** What to work on **
Write the data below out exactly as it stands. Do not include the pictures.

━━━━━━

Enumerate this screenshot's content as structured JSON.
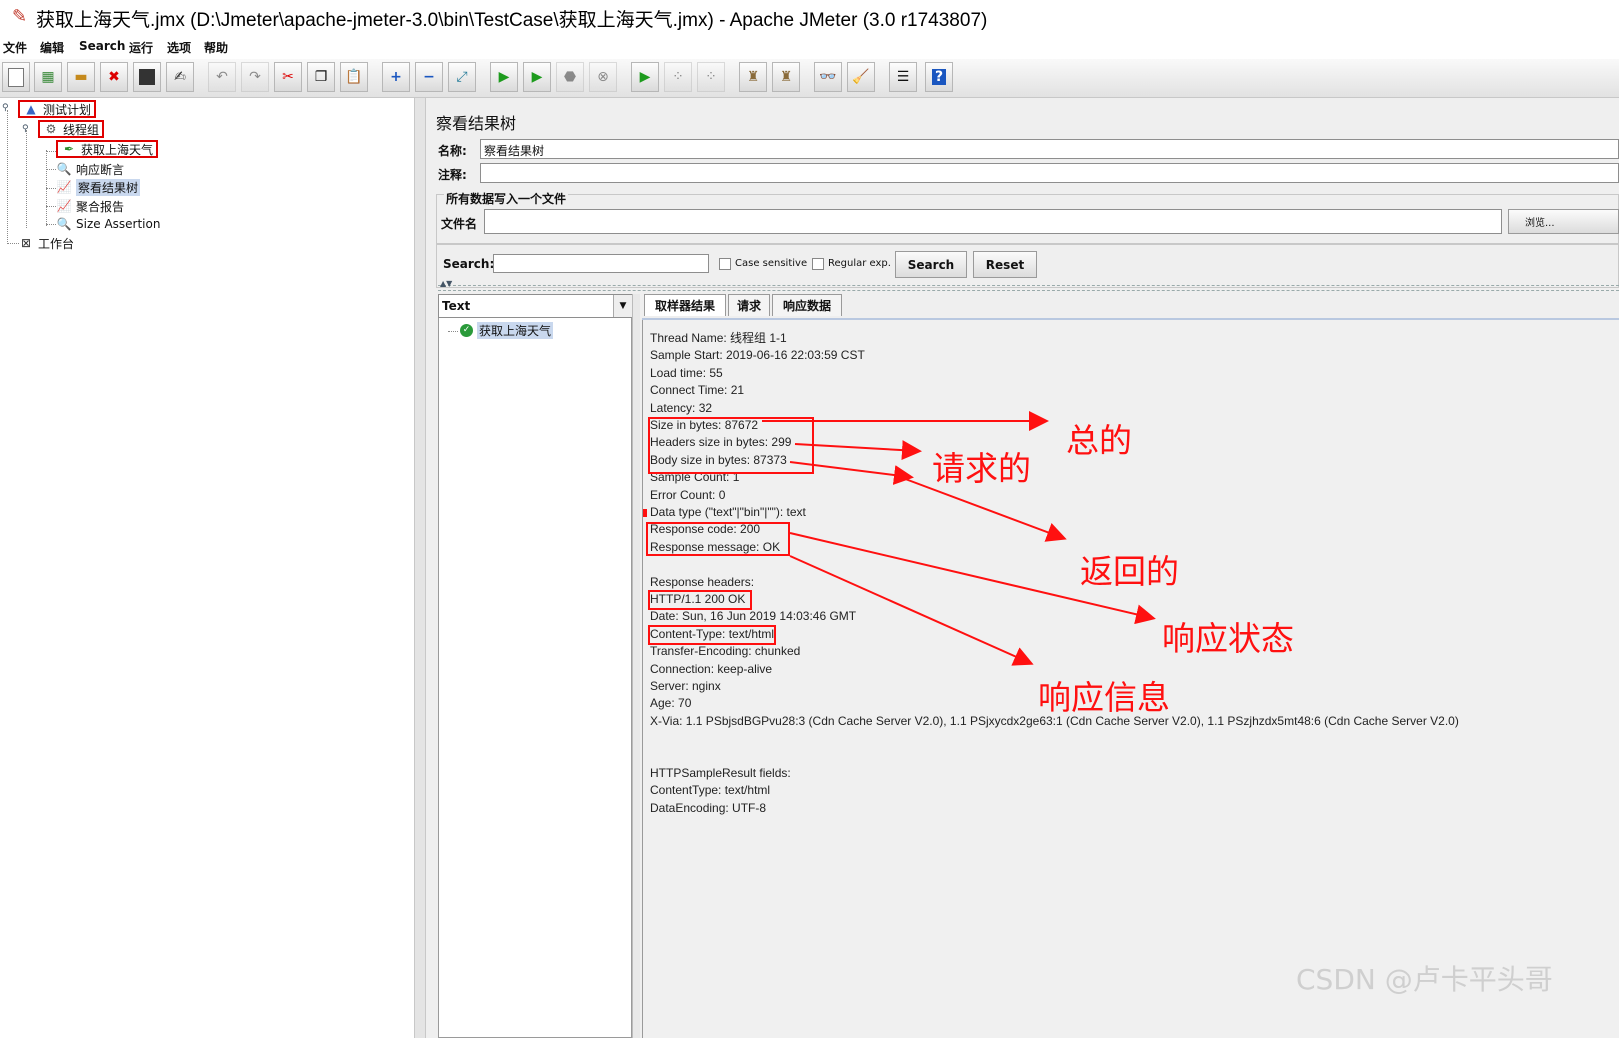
{
  "window": {
    "title": "获取上海天气.jmx (D:\\Jmeter\\apache-jmeter-3.0\\bin\\TestCase\\获取上海天气.jmx) - Apache JMeter (3.0 r1743807)"
  },
  "menu": [
    "文件",
    "编辑",
    "Search",
    "运行",
    "选项",
    "帮助"
  ],
  "toolbar": [
    "new-icon",
    "templates-icon",
    "open-icon",
    "close-icon",
    "save-icon",
    "save-as-icon",
    "undo-icon",
    "redo-icon",
    "cut-icon",
    "copy-icon",
    "paste-icon",
    "expand-icon",
    "collapse-icon",
    "toggle-icon",
    "start-icon",
    "start-no-pause-icon",
    "stop-icon",
    "shutdown-icon",
    "remote-start-icon",
    "remote-stop-icon",
    "remote-shutdown-icon",
    "clear-icon",
    "clear-all-icon",
    "search-icon",
    "reset-search-icon",
    "function-helper-icon",
    "help-icon"
  ],
  "tree": {
    "test_plan": "测试计划",
    "thread_group": "线程组",
    "sampler": "获取上海天气",
    "assertion": "响应断言",
    "results_tree": "察看结果树",
    "aggregate": "聚合报告",
    "size_assertion": "Size Assertion",
    "workbench": "工作台"
  },
  "panel": {
    "title": "察看结果树",
    "name_label": "名称:",
    "name_value": "察看结果树",
    "comment_label": "注释:",
    "file_section": "所有数据写入一个文件",
    "filename_label": "文件名",
    "browse_label": "浏览...",
    "search_label": "Search:",
    "case_sensitive": "Case sensitive",
    "regular_exp": "Regular exp.",
    "search_button": "Search",
    "reset_button": "Reset",
    "renderer": "Text",
    "result_item": "获取上海天气",
    "tabs": [
      "取样器结果",
      "请求",
      "响应数据"
    ]
  },
  "result_lines": [
    "Thread Name: 线程组 1-1",
    "Sample Start: 2019-06-16 22:03:59 CST",
    "Load time: 55",
    "Connect Time: 21",
    "Latency: 32",
    "Size in bytes: 87672",
    "Headers size in bytes: 299",
    "Body size in bytes: 87373",
    "Sample Count: 1",
    "Error Count: 0",
    "Data type (\"text\"|\"bin\"|\"\"): text",
    "Response code: 200",
    "Response message: OK",
    "",
    "Response headers:",
    "HTTP/1.1 200 OK",
    "Date: Sun, 16 Jun 2019 14:03:46 GMT",
    "Content-Type: text/html",
    "Transfer-Encoding: chunked",
    "Connection: keep-alive",
    "Server: nginx",
    "Age: 70",
    "X-Via: 1.1 PSbjsdBGPvu28:3 (Cdn Cache Server V2.0), 1.1 PSjxycdx2ge63:1 (Cdn Cache Server V2.0), 1.1 PSzjhzdx5mt48:6 (Cdn Cache Server V2.0)",
    "",
    "",
    "HTTPSampleResult fields:",
    "ContentType: text/html",
    "DataEncoding: UTF-8"
  ],
  "annotations": {
    "total": "总的",
    "request": "请求的",
    "returned": "返回的",
    "status": "响应状态",
    "info": "响应信息",
    "color": "#ff1010"
  },
  "watermark": "CSDN @卢卡平头哥"
}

━━━━━━

** Solution for this problem **
Enumerate this screenshot's content as structured JSON.
{
  "window": {
    "title": "获取上海天气.jmx (D:\\Jmeter\\apache-jmeter-3.0\\bin\\TestCase\\获取上海天气.jmx) - Apache JMeter (3.0 r1743807)"
  },
  "menu": [
    "文件",
    "编辑",
    "Search",
    "运行",
    "选项",
    "帮助"
  ],
  "toolbar": [
    "new-icon",
    "templates-icon",
    "open-icon",
    "close-icon",
    "save-icon",
    "save-as-icon",
    "undo-icon",
    "redo-icon",
    "cut-icon",
    "copy-icon",
    "paste-icon",
    "expand-icon",
    "collapse-icon",
    "toggle-icon",
    "start-icon",
    "start-no-pause-icon",
    "stop-icon",
    "shutdown-icon",
    "remote-start-icon",
    "remote-stop-icon",
    "remote-shutdown-icon",
    "clear-icon",
    "clear-all-icon",
    "search-icon",
    "reset-search-icon",
    "function-helper-icon",
    "help-icon"
  ],
  "tree": {
    "test_plan": "测试计划",
    "thread_group": "线程组",
    "sampler": "获取上海天气",
    "assertion": "响应断言",
    "results_tree": "察看结果树",
    "aggregate": "聚合报告",
    "size_assertion": "Size Assertion",
    "workbench": "工作台"
  },
  "panel": {
    "title": "察看结果树",
    "name_label": "名称:",
    "name_value": "察看结果树",
    "comment_label": "注释:",
    "file_section": "所有数据写入一个文件",
    "filename_label": "文件名",
    "browse_label": "浏览...",
    "search_label": "Search:",
    "case_sensitive": "Case sensitive",
    "regular_exp": "Regular exp.",
    "search_button": "Search",
    "reset_button": "Reset",
    "renderer": "Text",
    "result_item": "获取上海天气",
    "tabs": [
      "取样器结果",
      "请求",
      "响应数据"
    ]
  },
  "result_lines": [
    "Thread Name: 线程组 1-1",
    "Sample Start: 2019-06-16 22:03:59 CST",
    "Load time: 55",
    "Connect Time: 21",
    "Latency: 32",
    "Size in bytes: 87672",
    "Headers size in bytes: 299",
    "Body size in bytes: 87373",
    "Sample Count: 1",
    "Error Count: 0",
    "Data type (\"text\"|\"bin\"|\"\"): text",
    "Response code: 200",
    "Response message: OK",
    "",
    "Response headers:",
    "HTTP/1.1 200 OK",
    "Date: Sun, 16 Jun 2019 14:03:46 GMT",
    "Content-Type: text/html",
    "Transfer-Encoding: chunked",
    "Connection: keep-alive",
    "Server: nginx",
    "Age: 70",
    "X-Via: 1.1 PSbjsdBGPvu28:3 (Cdn Cache Server V2.0), 1.1 PSjxycdx2ge63:1 (Cdn Cache Server V2.0), 1.1 PSzjhzdx5mt48:6 (Cdn Cache Server V2.0)",
    "",
    "",
    "HTTPSampleResult fields:",
    "ContentType: text/html",
    "DataEncoding: UTF-8"
  ],
  "annotations": {
    "total": "总的",
    "request": "请求的",
    "returned": "返回的",
    "status": "响应状态",
    "info": "响应信息",
    "color": "#ff1010"
  },
  "watermark": "CSDN @卢卡平头哥"
}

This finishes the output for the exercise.